> _What is expected_
Quote these lines exactly: the one that holds "Transcribe the text in this document." and every line after it to the end of the material below. Skip pictures.
· · ·
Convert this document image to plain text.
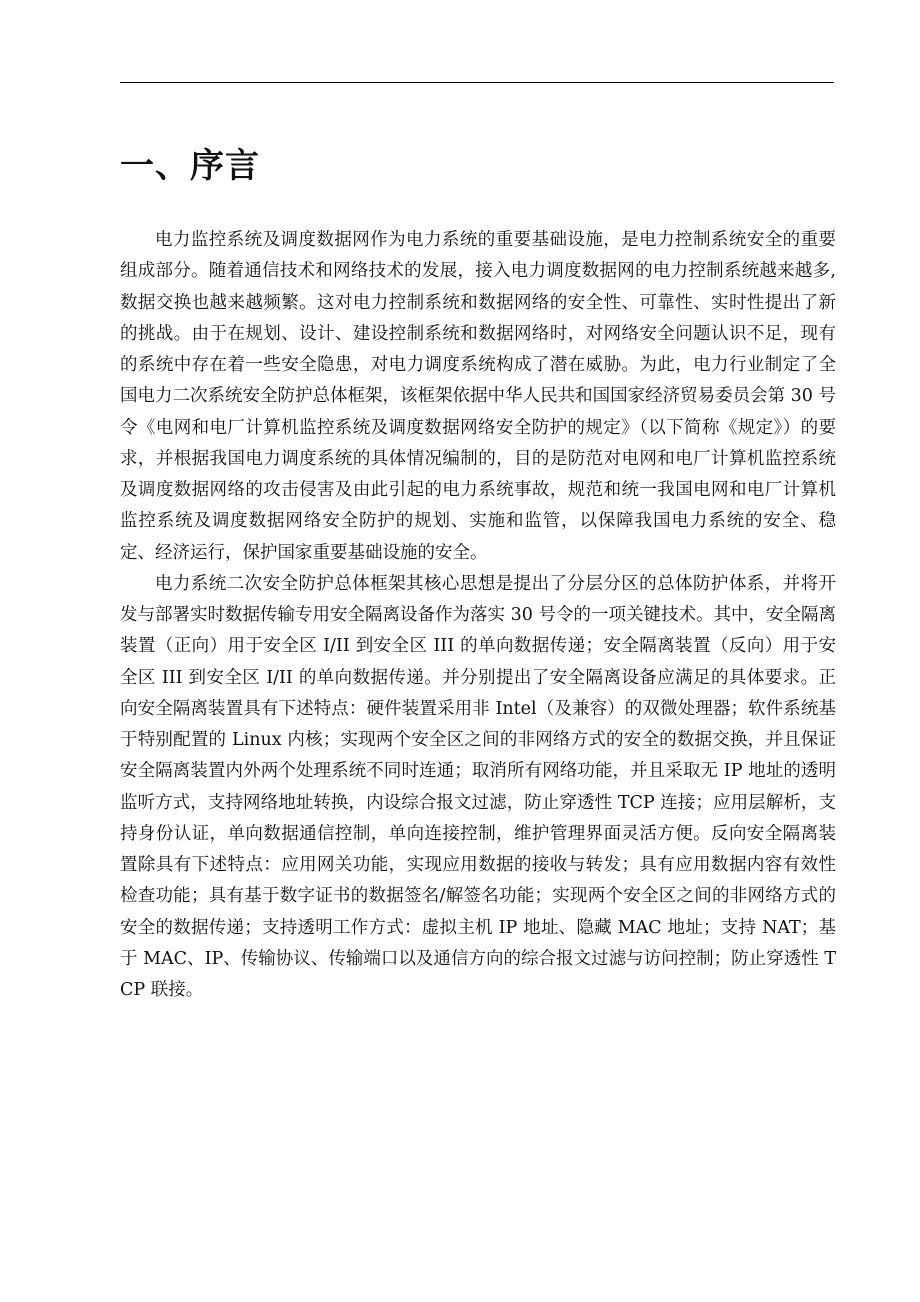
一、序言

电力监控系统及调度数据网作为电力系统的重要基础设施，是电力控制系统安全的重要组成部分。随着通信技术和网络技术的发展，接入电力调度数据网的电力控制系统越来越多,数据交换也越来越频繁。这对电力控制系统和数据网络的安全性、可靠性、实时性提出了新的挑战。由于在规划、设计、建设控制系统和数据网络时，对网络安全问题认识不足，现有的系统中存在着一些安全隐患，对电力调度系统构成了潜在威胁。为此，电力行业制定了全国电力二次系统安全防护总体框架，该框架依据中华人民共和国国家经济贸易委员会第 30 号令《电网和电厂计算机监控系统及调度数据网络安全防护的规定》（以下简称《规定》）的要求，并根据我国电力调度系统的具体情况编制的，目的是防范对电网和电厂计算机监控系统及调度数据网络的攻击侵害及由此引起的电力系统事故，规范和统一我国电网和电厂计算机监控系统及调度数据网络安全防护的规划、实施和监管，以保障我国电力系统的安全、稳定、经济运行，保护国家重要基础设施的安全。

电力系统二次安全防护总体框架其核心思想是提出了分层分区的总体防护体系，并将开发与部署实时数据传输专用安全隔离设备作为落实 30 号令的一项关键技术。其中，安全隔离装置（正向）用于安全区 I/II 到安全区 III 的单向数据传递；安全隔离装置（反向）用于安全区 III 到安全区 I/II 的单向数据传递。并分别提出了安全隔离设备应满足的具体要求。正向安全隔离装置具有下述特点：硬件装置采用非 Intel（及兼容）的双微处理器；软件系统基于特别配置的 Linux 内核；实现两个安全区之间的非网络方式的安全的数据交换，并且保证安全隔离装置内外两个处理系统不同时连通；取消所有网络功能，并且采取无 IP 地址的透明监听方式，支持网络地址转换，内设综合报文过滤，防止穿透性 TCP 连接；应用层解析，支持身份认证，单向数据通信控制，单向连接控制，维护管理界面灵活方便。反向安全隔离装置除具有下述特点：应用网关功能，实现应用数据的接收与转发；具有应用数据内容有效性检查功能；具有基于数字证书的数据签名/解签名功能；实现两个安全区之间的非网络方式的安全的数据传递；支持透明工作方式：虚拟主机 IP 地址、隐藏 MAC 地址；支持 NAT；基于 MAC、IP、传输协议、传输端口以及通信方向的综合报文过滤与访问控制；防止穿透性 TCP 联接。
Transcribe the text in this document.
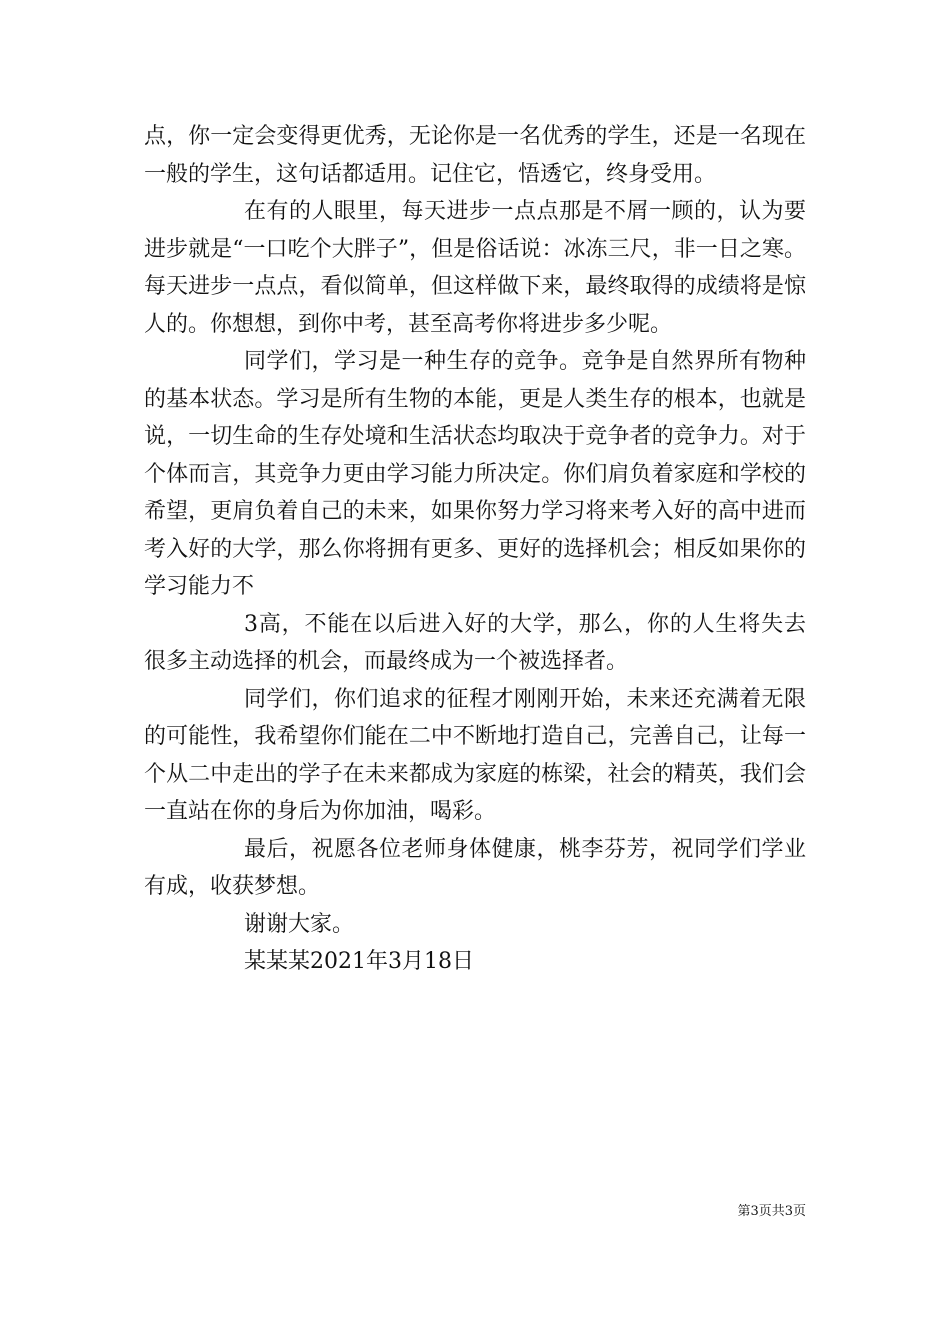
点，你一定会变得更优秀，无论你是一名优秀的学生，还是一名现在一般的学生，这句话都适用。记住它，悟透它，终身受用。

在有的人眼里，每天进步一点点那是不屑一顾的，认为要进步就是“一口吃个大胖子”，但是俗话说：冰冻三尺，非一日之寒。每天进步一点点，看似简单，但这样做下来，最终取得的成绩将是惊人的。你想想，到你中考，甚至高考你将进步多少呢。

同学们，学习是一种生存的竞争。竞争是自然界所有物种的基本状态。学习是所有生物的本能，更是人类生存的根本，也就是说，一切生命的生存处境和生活状态均取决于竞争者的竞争力。对于个体而言，其竞争力更由学习能力所决定。你们肩负着家庭和学校的希望，更肩负着自己的未来，如果你努力学习将来考入好的高中进而考入好的大学，那么你将拥有更多、更好的选择机会；相反如果你的学习能力不

3高，不能在以后进入好的大学，那么，你的人生将失去很多主动选择的机会，而最终成为一个被选择者。

同学们，你们追求的征程才刚刚开始，未来还充满着无限的可能性，我希望你们能在二中不断地打造自己，完善自己，让每一个从二中走出的学子在未来都成为家庭的栋梁，社会的精英，我们会一直站在你的身后为你加油，喝彩。

最后，祝愿各位老师身体健康，桃李芬芳，祝同学们学业有成，收获梦想。

谢谢大家。

某某某2021年3月18日

第3页共3页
· · ·
> _Completed task_
Transcribe the text in this document.
点，你一定会变得更优秀，无论你是一名优秀的学生，还是一名现在一般的学生，这句话都适用。记住它，悟透它，终身受用。

在有的人眼里，每天进步一点点那是不屑一顾的，认为要进步就是“一口吃个大胖子”，但是俗话说：冰冻三尺，非一日之寒。每天进步一点点，看似简单，但这样做下来，最终取得的成绩将是惊人的。你想想，到你中考，甚至高考你将进步多少呢。

同学们，学习是一种生存的竞争。竞争是自然界所有物种的基本状态。学习是所有生物的本能，更是人类生存的根本，也就是说，一切生命的生存处境和生活状态均取决于竞争者的竞争力。对于个体而言，其竞争力更由学习能力所决定。你们肩负着家庭和学校的希望，更肩负着自己的未来，如果你努力学习将来考入好的高中进而考入好的大学，那么你将拥有更多、更好的选择机会；相反如果你的学习能力不

3高，不能在以后进入好的大学，那么，你的人生将失去很多主动选择的机会，而最终成为一个被选择者。

同学们，你们追求的征程才刚刚开始，未来还充满着无限的可能性，我希望你们能在二中不断地打造自己，完善自己，让每一个从二中走出的学子在未来都成为家庭的栋梁，社会的精英，我们会一直站在你的身后为你加油，喝彩。

最后，祝愿各位老师身体健康，桃李芬芳，祝同学们学业有成，收获梦想。

谢谢大家。

某某某2021年3月18日

第3页共3页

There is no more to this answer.